## Stored rows

++++++++++++++++++++

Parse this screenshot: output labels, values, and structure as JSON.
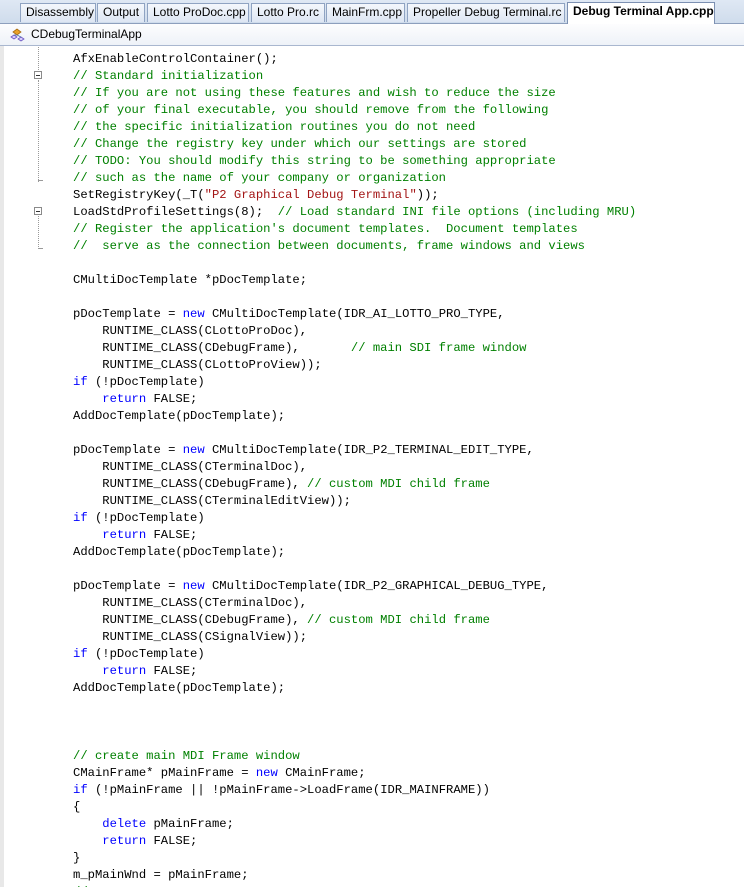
{
  "tabs": [
    {
      "label": "Disassembly",
      "active": false
    },
    {
      "label": "Output",
      "active": false
    },
    {
      "label": "Lotto ProDoc.cpp",
      "active": false
    },
    {
      "label": "Lotto Pro.rc",
      "active": false
    },
    {
      "label": "MainFrm.cpp",
      "active": false
    },
    {
      "label": "Propeller Debug Terminal.rc",
      "active": false
    },
    {
      "label": "Debug Terminal App.cpp",
      "active": true
    }
  ],
  "navbar": {
    "class_name": "CDebugTerminalApp",
    "icon": "class-icon"
  },
  "colors": {
    "keyword": "#0000ff",
    "comment": "#008000",
    "string": "#a31515",
    "text": "#000000",
    "tab_bar": "#cfdcec"
  },
  "code": {
    "lines": [
      [
        [
          "t",
          "AfxEnableControlContainer();"
        ]
      ],
      [
        [
          "c",
          "// Standard initialization"
        ]
      ],
      [
        [
          "c",
          "// If you are not using these features and wish to reduce the size"
        ]
      ],
      [
        [
          "c",
          "// of your final executable, you should remove from the following"
        ]
      ],
      [
        [
          "c",
          "// the specific initialization routines you do not need"
        ]
      ],
      [
        [
          "c",
          "// Change the registry key under which our settings are stored"
        ]
      ],
      [
        [
          "c",
          "// TODO: You should modify this string to be something appropriate"
        ]
      ],
      [
        [
          "c",
          "// such as the name of your company or organization"
        ]
      ],
      [
        [
          "t",
          "SetRegistryKey(_T("
        ],
        [
          "s",
          "\"P2 Graphical Debug Terminal\""
        ],
        [
          "t",
          "));"
        ]
      ],
      [
        [
          "t",
          "LoadStdProfileSettings(8);  "
        ],
        [
          "c",
          "// Load standard INI file options (including MRU)"
        ]
      ],
      [
        [
          "c",
          "// Register the application's document templates.  Document templates"
        ]
      ],
      [
        [
          "c",
          "//  serve as the connection between documents, frame windows and views"
        ]
      ],
      [],
      [
        [
          "t",
          "CMultiDocTemplate *pDocTemplate;"
        ]
      ],
      [],
      [
        [
          "t",
          "pDocTemplate = "
        ],
        [
          "k",
          "new"
        ],
        [
          "t",
          " CMultiDocTemplate(IDR_AI_LOTTO_PRO_TYPE,"
        ]
      ],
      [
        [
          "t",
          "    RUNTIME_CLASS(CLottoProDoc),"
        ]
      ],
      [
        [
          "t",
          "    RUNTIME_CLASS(CDebugFrame),       "
        ],
        [
          "c",
          "// main SDI frame window"
        ]
      ],
      [
        [
          "t",
          "    RUNTIME_CLASS(CLottoProView));"
        ]
      ],
      [
        [
          "k",
          "if"
        ],
        [
          "t",
          " (!pDocTemplate)"
        ]
      ],
      [
        [
          "t",
          "    "
        ],
        [
          "k",
          "return"
        ],
        [
          "t",
          " FALSE;"
        ]
      ],
      [
        [
          "t",
          "AddDocTemplate(pDocTemplate);"
        ]
      ],
      [],
      [
        [
          "t",
          "pDocTemplate = "
        ],
        [
          "k",
          "new"
        ],
        [
          "t",
          " CMultiDocTemplate(IDR_P2_TERMINAL_EDIT_TYPE,"
        ]
      ],
      [
        [
          "t",
          "    RUNTIME_CLASS(CTerminalDoc),"
        ]
      ],
      [
        [
          "t",
          "    RUNTIME_CLASS(CDebugFrame), "
        ],
        [
          "c",
          "// custom MDI child frame"
        ]
      ],
      [
        [
          "t",
          "    RUNTIME_CLASS(CTerminalEditView));"
        ]
      ],
      [
        [
          "k",
          "if"
        ],
        [
          "t",
          " (!pDocTemplate)"
        ]
      ],
      [
        [
          "t",
          "    "
        ],
        [
          "k",
          "return"
        ],
        [
          "t",
          " FALSE;"
        ]
      ],
      [
        [
          "t",
          "AddDocTemplate(pDocTemplate);"
        ]
      ],
      [],
      [
        [
          "t",
          "pDocTemplate = "
        ],
        [
          "k",
          "new"
        ],
        [
          "t",
          " CMultiDocTemplate(IDR_P2_GRAPHICAL_DEBUG_TYPE,"
        ]
      ],
      [
        [
          "t",
          "    RUNTIME_CLASS(CTerminalDoc),"
        ]
      ],
      [
        [
          "t",
          "    RUNTIME_CLASS(CDebugFrame), "
        ],
        [
          "c",
          "// custom MDI child frame"
        ]
      ],
      [
        [
          "t",
          "    RUNTIME_CLASS(CSignalView));"
        ]
      ],
      [
        [
          "k",
          "if"
        ],
        [
          "t",
          " (!pDocTemplate)"
        ]
      ],
      [
        [
          "t",
          "    "
        ],
        [
          "k",
          "return"
        ],
        [
          "t",
          " FALSE;"
        ]
      ],
      [
        [
          "t",
          "AddDocTemplate(pDocTemplate);"
        ]
      ],
      [],
      [],
      [],
      [
        [
          "c",
          "// create main MDI Frame window"
        ]
      ],
      [
        [
          "t",
          "CMainFrame* pMainFrame = "
        ],
        [
          "k",
          "new"
        ],
        [
          "t",
          " CMainFrame;"
        ]
      ],
      [
        [
          "k",
          "if"
        ],
        [
          "t",
          " (!pMainFrame || !pMainFrame->LoadFrame(IDR_MAINFRAME))"
        ]
      ],
      [
        [
          "t",
          "{"
        ]
      ],
      [
        [
          "t",
          "    "
        ],
        [
          "k",
          "delete"
        ],
        [
          "t",
          " pMainFrame;"
        ]
      ],
      [
        [
          "t",
          "    "
        ],
        [
          "k",
          "return"
        ],
        [
          "t",
          " FALSE;"
        ]
      ],
      [
        [
          "t",
          "}"
        ]
      ],
      [
        [
          "t",
          "m_pMainWnd = pMainFrame;"
        ]
      ],
      [
        [
          "c",
          "// ..."
        ]
      ]
    ]
  }
}
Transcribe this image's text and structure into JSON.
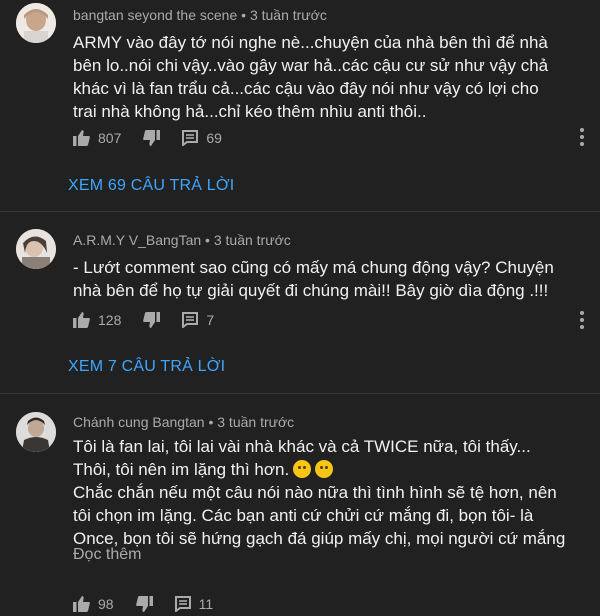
{
  "comments": [
    {
      "author": "bangtan seyond the scene",
      "time": "3 tuần trước",
      "lines": [
        "ARMY vào đây tớ nói nghe nè...chuyện của nhà bên thì để nhà",
        "bên lo..nói chi vậy..vào gây war hả..các cậu cư sử như vậy chả",
        "khác vì là fan trẩu cả...các cậu vào đây nói như vậy có lợi cho",
        "trai nhà không hả...chỉ kéo thêm nhìu anti thôi.."
      ],
      "likes": "807",
      "replies_count": "69",
      "view_replies": "XEM 69 CÂU TRẢ LỜI"
    },
    {
      "author": "A.R.M.Y V_BangTan",
      "time": "3 tuần trước",
      "lines": [
        "- Lướt comment sao cũng có mấy má chung động vậy? Chuyện",
        "nhà bên để họ tự giải quyết đi chúng mài!! Bây giờ dìa động  .!!!"
      ],
      "likes": "128",
      "replies_count": "7",
      "view_replies": "XEM 7 CÂU TRẢ LỜI"
    },
    {
      "author": "Chánh cung Bangtan",
      "time": "3 tuần trước",
      "lines": [
        "Tôi là fan lai, tôi lai vài nhà khác và cả TWICE nữa, tôi thấy...",
        "Thôi, tôi nên im lặng thì hơn.",
        "Chắc chắn nếu một câu nói nào nữa thì tình hình sẽ tệ hơn, nên",
        "tôi chọn im lặng. Các bạn anti cứ chửi cứ mắng đi, bọn tôi- là",
        "Once, bọn tôi sẽ hứng gạch đá giúp mấy chị, mọi người cứ mắng"
      ],
      "read_more": "Đọc thêm",
      "likes": "98",
      "replies_count": "11"
    }
  ],
  "separator": " • ",
  "icons": {
    "like": "thumbs-up-icon",
    "dislike": "thumbs-down-icon",
    "reply": "reply-icon",
    "more": "more-vertical-icon",
    "emoji": "grinning-face-emoji"
  },
  "colors": {
    "background": "#212121",
    "link": "#3ea6ff",
    "secondary_text": "#aaaaaa"
  }
}
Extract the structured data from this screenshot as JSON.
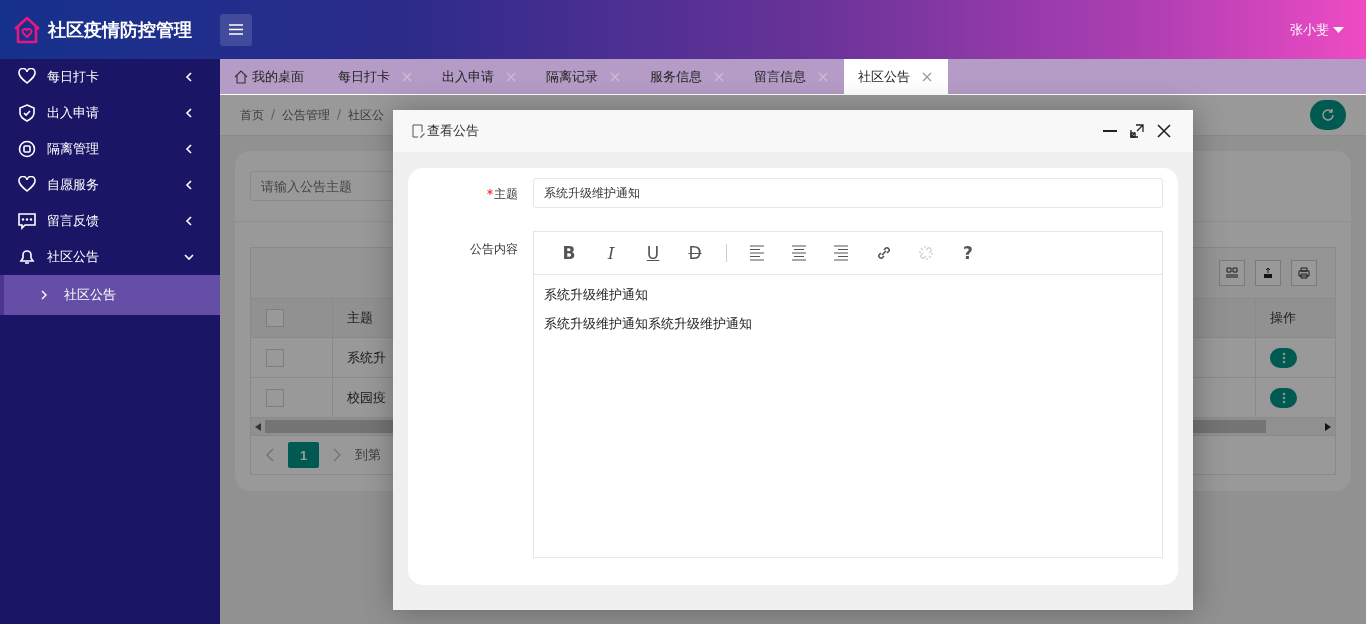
{
  "header": {
    "title": "社区疫情防控管理",
    "user": "张小斐"
  },
  "sidebar": {
    "items": [
      {
        "label": "每日打卡",
        "expanded": false
      },
      {
        "label": "出入申请",
        "expanded": false
      },
      {
        "label": "隔离管理",
        "expanded": false
      },
      {
        "label": "自愿服务",
        "expanded": false
      },
      {
        "label": "留言反馈",
        "expanded": false
      },
      {
        "label": "社区公告",
        "expanded": true,
        "children": [
          {
            "label": "社区公告",
            "selected": true
          }
        ]
      }
    ]
  },
  "tabs": [
    {
      "kind": "home",
      "label": "我的桌面",
      "selected": false
    },
    {
      "kind": "page",
      "label": "每日打卡",
      "selected": false
    },
    {
      "kind": "page",
      "label": "出入申请",
      "selected": false
    },
    {
      "kind": "page",
      "label": "隔离记录",
      "selected": false
    },
    {
      "kind": "page",
      "label": "服务信息",
      "selected": false
    },
    {
      "kind": "page",
      "label": "留言信息",
      "selected": false
    },
    {
      "kind": "page",
      "label": "社区公告",
      "selected": true
    }
  ],
  "breadcrumb": {
    "separator": "/",
    "items": [
      "首页",
      "公告管理",
      "社区公"
    ]
  },
  "search": {
    "placeholder": "请输入公告主题"
  },
  "table": {
    "columns": [
      "主题",
      "操作"
    ],
    "rows": [
      {
        "checked": false,
        "topic": "系统升"
      },
      {
        "checked": false,
        "topic": "校园疫"
      }
    ],
    "header_checked": false
  },
  "pagination": {
    "current": "1",
    "goto": "到第"
  },
  "dialog": {
    "title": "查看公告",
    "subject": {
      "label": "主题",
      "required": true,
      "value": "系统升级维护通知"
    },
    "content": {
      "label": "公告内容",
      "paragraphs": [
        "系统升级维护通知",
        "系统升级维护通知系统升级维护通知"
      ]
    },
    "tools": [
      {
        "kind": "bold",
        "text": "B",
        "disabled": false
      },
      {
        "kind": "italic",
        "text": "I",
        "disabled": false
      },
      {
        "kind": "underline",
        "text": "U",
        "disabled": false
      },
      {
        "kind": "strike",
        "text": "D",
        "disabled": false
      },
      {
        "kind": "separator"
      },
      {
        "kind": "align-left",
        "disabled": false
      },
      {
        "kind": "align-center",
        "disabled": false
      },
      {
        "kind": "align-right",
        "disabled": false
      },
      {
        "kind": "link",
        "disabled": false
      },
      {
        "kind": "unlink",
        "disabled": true
      },
      {
        "kind": "help",
        "text": "?",
        "disabled": false
      }
    ]
  }
}
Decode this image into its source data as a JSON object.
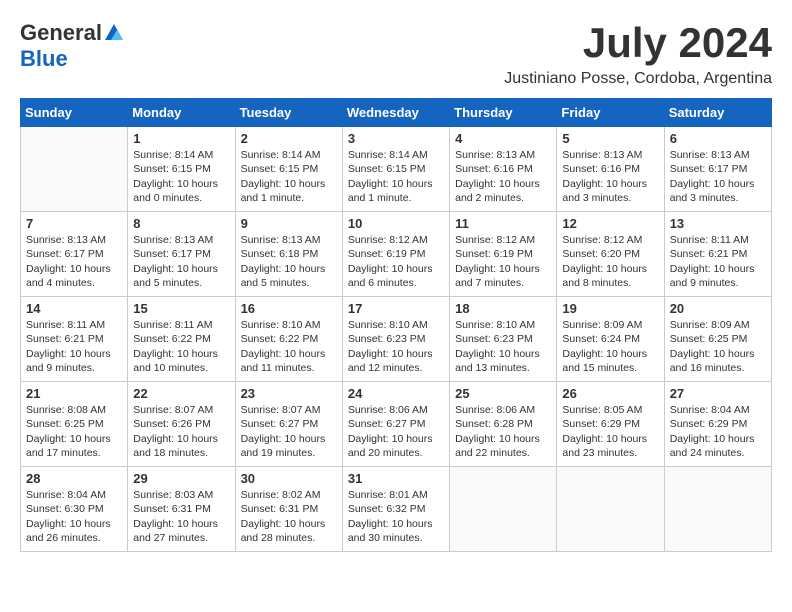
{
  "logo": {
    "general": "General",
    "blue": "Blue"
  },
  "title": {
    "month_year": "July 2024",
    "location": "Justiniano Posse, Cordoba, Argentina"
  },
  "weekdays": [
    "Sunday",
    "Monday",
    "Tuesday",
    "Wednesday",
    "Thursday",
    "Friday",
    "Saturday"
  ],
  "weeks": [
    [
      {
        "day": "",
        "info": ""
      },
      {
        "day": "1",
        "info": "Sunrise: 8:14 AM\nSunset: 6:15 PM\nDaylight: 10 hours\nand 0 minutes."
      },
      {
        "day": "2",
        "info": "Sunrise: 8:14 AM\nSunset: 6:15 PM\nDaylight: 10 hours\nand 1 minute."
      },
      {
        "day": "3",
        "info": "Sunrise: 8:14 AM\nSunset: 6:15 PM\nDaylight: 10 hours\nand 1 minute."
      },
      {
        "day": "4",
        "info": "Sunrise: 8:13 AM\nSunset: 6:16 PM\nDaylight: 10 hours\nand 2 minutes."
      },
      {
        "day": "5",
        "info": "Sunrise: 8:13 AM\nSunset: 6:16 PM\nDaylight: 10 hours\nand 3 minutes."
      },
      {
        "day": "6",
        "info": "Sunrise: 8:13 AM\nSunset: 6:17 PM\nDaylight: 10 hours\nand 3 minutes."
      }
    ],
    [
      {
        "day": "7",
        "info": "Sunrise: 8:13 AM\nSunset: 6:17 PM\nDaylight: 10 hours\nand 4 minutes."
      },
      {
        "day": "8",
        "info": "Sunrise: 8:13 AM\nSunset: 6:17 PM\nDaylight: 10 hours\nand 5 minutes."
      },
      {
        "day": "9",
        "info": "Sunrise: 8:13 AM\nSunset: 6:18 PM\nDaylight: 10 hours\nand 5 minutes."
      },
      {
        "day": "10",
        "info": "Sunrise: 8:12 AM\nSunset: 6:19 PM\nDaylight: 10 hours\nand 6 minutes."
      },
      {
        "day": "11",
        "info": "Sunrise: 8:12 AM\nSunset: 6:19 PM\nDaylight: 10 hours\nand 7 minutes."
      },
      {
        "day": "12",
        "info": "Sunrise: 8:12 AM\nSunset: 6:20 PM\nDaylight: 10 hours\nand 8 minutes."
      },
      {
        "day": "13",
        "info": "Sunrise: 8:11 AM\nSunset: 6:21 PM\nDaylight: 10 hours\nand 9 minutes."
      }
    ],
    [
      {
        "day": "14",
        "info": "Sunrise: 8:11 AM\nSunset: 6:21 PM\nDaylight: 10 hours\nand 9 minutes."
      },
      {
        "day": "15",
        "info": "Sunrise: 8:11 AM\nSunset: 6:22 PM\nDaylight: 10 hours\nand 10 minutes."
      },
      {
        "day": "16",
        "info": "Sunrise: 8:10 AM\nSunset: 6:22 PM\nDaylight: 10 hours\nand 11 minutes."
      },
      {
        "day": "17",
        "info": "Sunrise: 8:10 AM\nSunset: 6:23 PM\nDaylight: 10 hours\nand 12 minutes."
      },
      {
        "day": "18",
        "info": "Sunrise: 8:10 AM\nSunset: 6:23 PM\nDaylight: 10 hours\nand 13 minutes."
      },
      {
        "day": "19",
        "info": "Sunrise: 8:09 AM\nSunset: 6:24 PM\nDaylight: 10 hours\nand 15 minutes."
      },
      {
        "day": "20",
        "info": "Sunrise: 8:09 AM\nSunset: 6:25 PM\nDaylight: 10 hours\nand 16 minutes."
      }
    ],
    [
      {
        "day": "21",
        "info": "Sunrise: 8:08 AM\nSunset: 6:25 PM\nDaylight: 10 hours\nand 17 minutes."
      },
      {
        "day": "22",
        "info": "Sunrise: 8:07 AM\nSunset: 6:26 PM\nDaylight: 10 hours\nand 18 minutes."
      },
      {
        "day": "23",
        "info": "Sunrise: 8:07 AM\nSunset: 6:27 PM\nDaylight: 10 hours\nand 19 minutes."
      },
      {
        "day": "24",
        "info": "Sunrise: 8:06 AM\nSunset: 6:27 PM\nDaylight: 10 hours\nand 20 minutes."
      },
      {
        "day": "25",
        "info": "Sunrise: 8:06 AM\nSunset: 6:28 PM\nDaylight: 10 hours\nand 22 minutes."
      },
      {
        "day": "26",
        "info": "Sunrise: 8:05 AM\nSunset: 6:29 PM\nDaylight: 10 hours\nand 23 minutes."
      },
      {
        "day": "27",
        "info": "Sunrise: 8:04 AM\nSunset: 6:29 PM\nDaylight: 10 hours\nand 24 minutes."
      }
    ],
    [
      {
        "day": "28",
        "info": "Sunrise: 8:04 AM\nSunset: 6:30 PM\nDaylight: 10 hours\nand 26 minutes."
      },
      {
        "day": "29",
        "info": "Sunrise: 8:03 AM\nSunset: 6:31 PM\nDaylight: 10 hours\nand 27 minutes."
      },
      {
        "day": "30",
        "info": "Sunrise: 8:02 AM\nSunset: 6:31 PM\nDaylight: 10 hours\nand 28 minutes."
      },
      {
        "day": "31",
        "info": "Sunrise: 8:01 AM\nSunset: 6:32 PM\nDaylight: 10 hours\nand 30 minutes."
      },
      {
        "day": "",
        "info": ""
      },
      {
        "day": "",
        "info": ""
      },
      {
        "day": "",
        "info": ""
      }
    ]
  ]
}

++++++++++++++++++++

## Directions for this task
Copy each line containing the word "CMultiDocTemplate" from the data.

## Task output
          "CMultiDocTemplate *pDocTemplate;"
          " CMultiDocTemplate(IDR_AI_LOTTO_PRO_TYPE,"
          " CMultiDocTemplate(IDR_P2_TERMINAL_EDIT_TYPE,"
          " CMultiDocTemplate(IDR_P2_GRAPHICAL_DEBUG_TYPE,"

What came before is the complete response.